====== Records provided ======

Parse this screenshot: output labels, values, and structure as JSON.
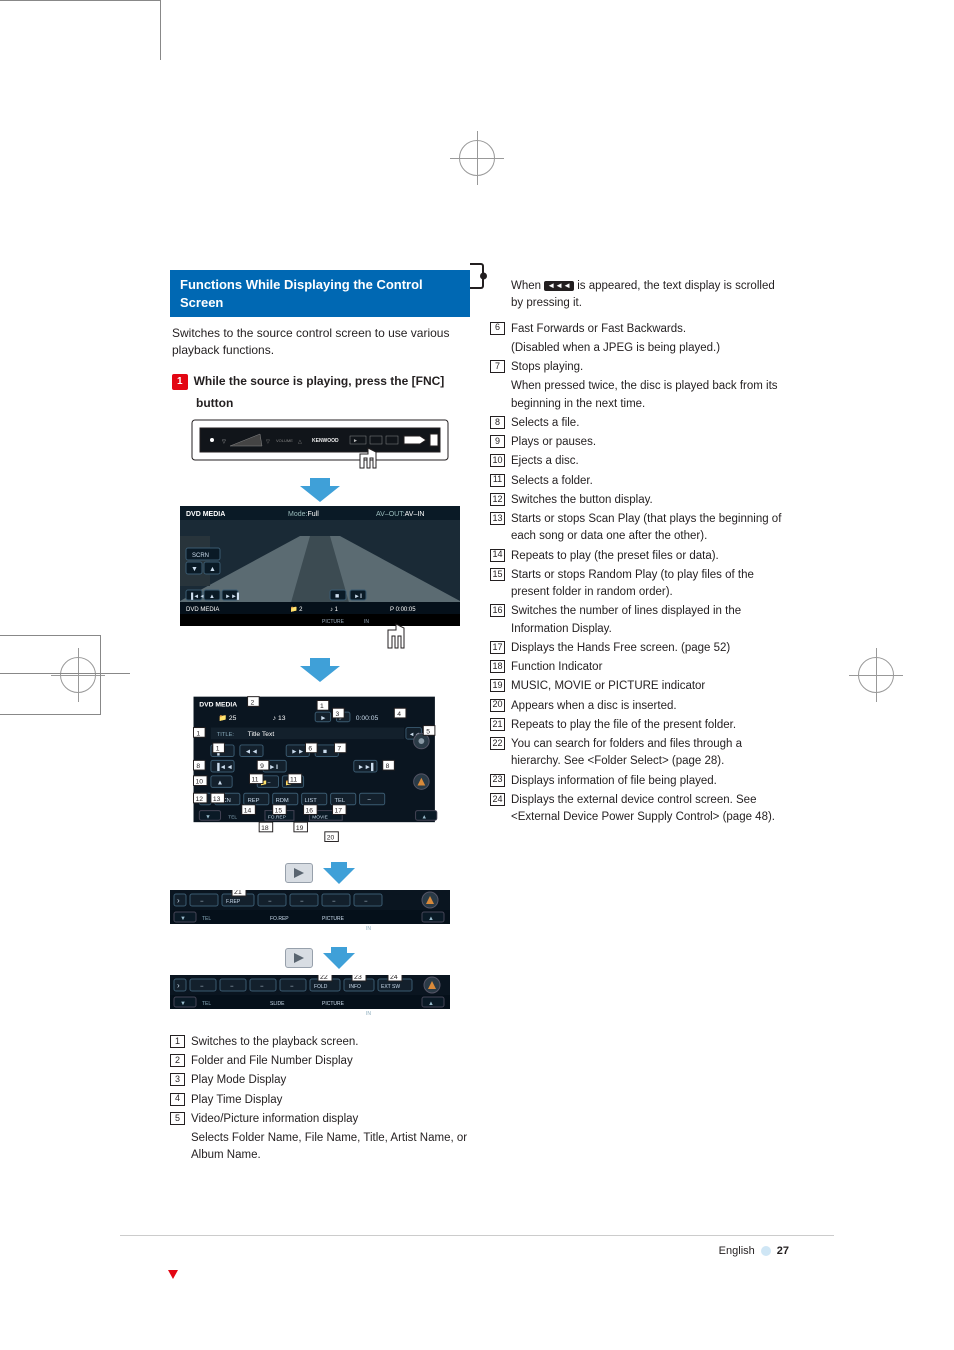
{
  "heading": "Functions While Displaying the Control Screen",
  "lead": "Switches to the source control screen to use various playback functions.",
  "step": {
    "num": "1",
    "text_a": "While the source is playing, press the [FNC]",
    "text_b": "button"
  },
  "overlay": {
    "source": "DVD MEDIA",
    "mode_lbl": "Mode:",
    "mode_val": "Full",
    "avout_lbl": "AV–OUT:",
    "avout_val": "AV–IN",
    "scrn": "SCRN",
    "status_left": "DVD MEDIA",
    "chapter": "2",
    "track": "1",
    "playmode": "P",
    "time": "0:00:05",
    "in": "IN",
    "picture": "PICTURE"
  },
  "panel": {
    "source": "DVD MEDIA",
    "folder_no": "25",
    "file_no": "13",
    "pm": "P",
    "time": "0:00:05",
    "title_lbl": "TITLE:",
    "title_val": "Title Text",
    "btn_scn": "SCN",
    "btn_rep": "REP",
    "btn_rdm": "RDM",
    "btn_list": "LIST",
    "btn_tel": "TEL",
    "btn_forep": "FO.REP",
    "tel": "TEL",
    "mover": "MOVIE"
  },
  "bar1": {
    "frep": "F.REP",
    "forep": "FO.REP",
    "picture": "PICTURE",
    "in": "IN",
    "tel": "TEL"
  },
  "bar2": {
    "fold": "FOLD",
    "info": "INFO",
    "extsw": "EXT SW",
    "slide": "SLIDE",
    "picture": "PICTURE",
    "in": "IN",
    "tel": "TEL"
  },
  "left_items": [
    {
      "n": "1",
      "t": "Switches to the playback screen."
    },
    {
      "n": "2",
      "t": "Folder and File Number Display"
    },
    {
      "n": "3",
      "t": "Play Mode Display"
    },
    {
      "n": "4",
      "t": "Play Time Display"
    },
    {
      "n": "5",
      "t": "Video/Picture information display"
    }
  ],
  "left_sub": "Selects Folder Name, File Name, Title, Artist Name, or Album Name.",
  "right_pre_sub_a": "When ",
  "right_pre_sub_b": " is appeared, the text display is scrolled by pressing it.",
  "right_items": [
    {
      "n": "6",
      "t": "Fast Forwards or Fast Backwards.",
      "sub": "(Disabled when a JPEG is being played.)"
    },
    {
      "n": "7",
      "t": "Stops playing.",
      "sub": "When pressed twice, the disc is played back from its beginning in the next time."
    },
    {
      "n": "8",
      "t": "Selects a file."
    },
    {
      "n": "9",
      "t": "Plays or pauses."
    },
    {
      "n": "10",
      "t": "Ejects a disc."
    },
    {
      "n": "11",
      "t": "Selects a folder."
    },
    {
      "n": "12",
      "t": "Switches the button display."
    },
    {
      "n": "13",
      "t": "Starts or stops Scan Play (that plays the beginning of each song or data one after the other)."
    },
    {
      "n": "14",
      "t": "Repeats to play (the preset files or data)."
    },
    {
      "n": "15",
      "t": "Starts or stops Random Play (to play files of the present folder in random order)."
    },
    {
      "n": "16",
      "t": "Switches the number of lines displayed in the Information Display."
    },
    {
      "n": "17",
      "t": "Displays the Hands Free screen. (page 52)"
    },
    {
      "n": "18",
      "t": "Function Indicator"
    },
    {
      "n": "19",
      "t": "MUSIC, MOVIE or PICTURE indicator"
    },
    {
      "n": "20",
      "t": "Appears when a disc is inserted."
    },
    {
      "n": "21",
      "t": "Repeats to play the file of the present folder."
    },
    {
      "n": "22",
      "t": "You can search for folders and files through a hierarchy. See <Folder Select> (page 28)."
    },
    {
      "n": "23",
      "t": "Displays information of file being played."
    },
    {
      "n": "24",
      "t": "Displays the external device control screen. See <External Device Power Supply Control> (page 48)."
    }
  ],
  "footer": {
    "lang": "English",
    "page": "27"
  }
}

======

Reproduce all the entries that precede this task, word for word, minus any pictures.

Parse this screenshot: output labels, values, and structure as JSON.
{
  "heading": "Functions While Displaying the Control Screen",
  "lead": "Switches to the source control screen to use various playback functions.",
  "step": {
    "num": "1",
    "text_a": "While the source is playing, press the [FNC]",
    "text_b": "button"
  },
  "overlay": {
    "source": "DVD MEDIA",
    "mode_lbl": "Mode:",
    "mode_val": "Full",
    "avout_lbl": "AV–OUT:",
    "avout_val": "AV–IN",
    "scrn": "SCRN",
    "status_left": "DVD MEDIA",
    "chapter": "2",
    "track": "1",
    "playmode": "P",
    "time": "0:00:05",
    "in": "IN",
    "picture": "PICTURE"
  },
  "panel": {
    "source": "DVD MEDIA",
    "folder_no": "25",
    "file_no": "13",
    "pm": "P",
    "time": "0:00:05",
    "title_lbl": "TITLE:",
    "title_val": "Title Text",
    "btn_scn": "SCN",
    "btn_rep": "REP",
    "btn_rdm": "RDM",
    "btn_list": "LIST",
    "btn_tel": "TEL",
    "btn_forep": "FO.REP",
    "tel": "TEL",
    "mover": "MOVIE"
  },
  "bar1": {
    "frep": "F.REP",
    "forep": "FO.REP",
    "picture": "PICTURE",
    "in": "IN",
    "tel": "TEL"
  },
  "bar2": {
    "fold": "FOLD",
    "info": "INFO",
    "extsw": "EXT SW",
    "slide": "SLIDE",
    "picture": "PICTURE",
    "in": "IN",
    "tel": "TEL"
  },
  "left_items": [
    {
      "n": "1",
      "t": "Switches to the playback screen."
    },
    {
      "n": "2",
      "t": "Folder and File Number Display"
    },
    {
      "n": "3",
      "t": "Play Mode Display"
    },
    {
      "n": "4",
      "t": "Play Time Display"
    },
    {
      "n": "5",
      "t": "Video/Picture information display"
    }
  ],
  "left_sub": "Selects Folder Name, File Name, Title, Artist Name, or Album Name.",
  "right_pre_sub_a": "When ",
  "right_pre_sub_b": " is appeared, the text display is scrolled by pressing it.",
  "right_items": [
    {
      "n": "6",
      "t": "Fast Forwards or Fast Backwards.",
      "sub": "(Disabled when a JPEG is being played.)"
    },
    {
      "n": "7",
      "t": "Stops playing.",
      "sub": "When pressed twice, the disc is played back from its beginning in the next time."
    },
    {
      "n": "8",
      "t": "Selects a file."
    },
    {
      "n": "9",
      "t": "Plays or pauses."
    },
    {
      "n": "10",
      "t": "Ejects a disc."
    },
    {
      "n": "11",
      "t": "Selects a folder."
    },
    {
      "n": "12",
      "t": "Switches the button display."
    },
    {
      "n": "13",
      "t": "Starts or stops Scan Play (that plays the beginning of each song or data one after the other)."
    },
    {
      "n": "14",
      "t": "Repeats to play (the preset files or data)."
    },
    {
      "n": "15",
      "t": "Starts or stops Random Play (to play files of the present folder in random order)."
    },
    {
      "n": "16",
      "t": "Switches the number of lines displayed in the Information Display."
    },
    {
      "n": "17",
      "t": "Displays the Hands Free screen. (page 52)"
    },
    {
      "n": "18",
      "t": "Function Indicator"
    },
    {
      "n": "19",
      "t": "MUSIC, MOVIE or PICTURE indicator"
    },
    {
      "n": "20",
      "t": "Appears when a disc is inserted."
    },
    {
      "n": "21",
      "t": "Repeats to play the file of the present folder."
    },
    {
      "n": "22",
      "t": "You can search for folders and files through a hierarchy. See <Folder Select> (page 28)."
    },
    {
      "n": "23",
      "t": "Displays information of file being played."
    },
    {
      "n": "24",
      "t": "Displays the external device control screen. See <External Device Power Supply Control> (page 48)."
    }
  ],
  "footer": {
    "lang": "English",
    "page": "27"
  }
}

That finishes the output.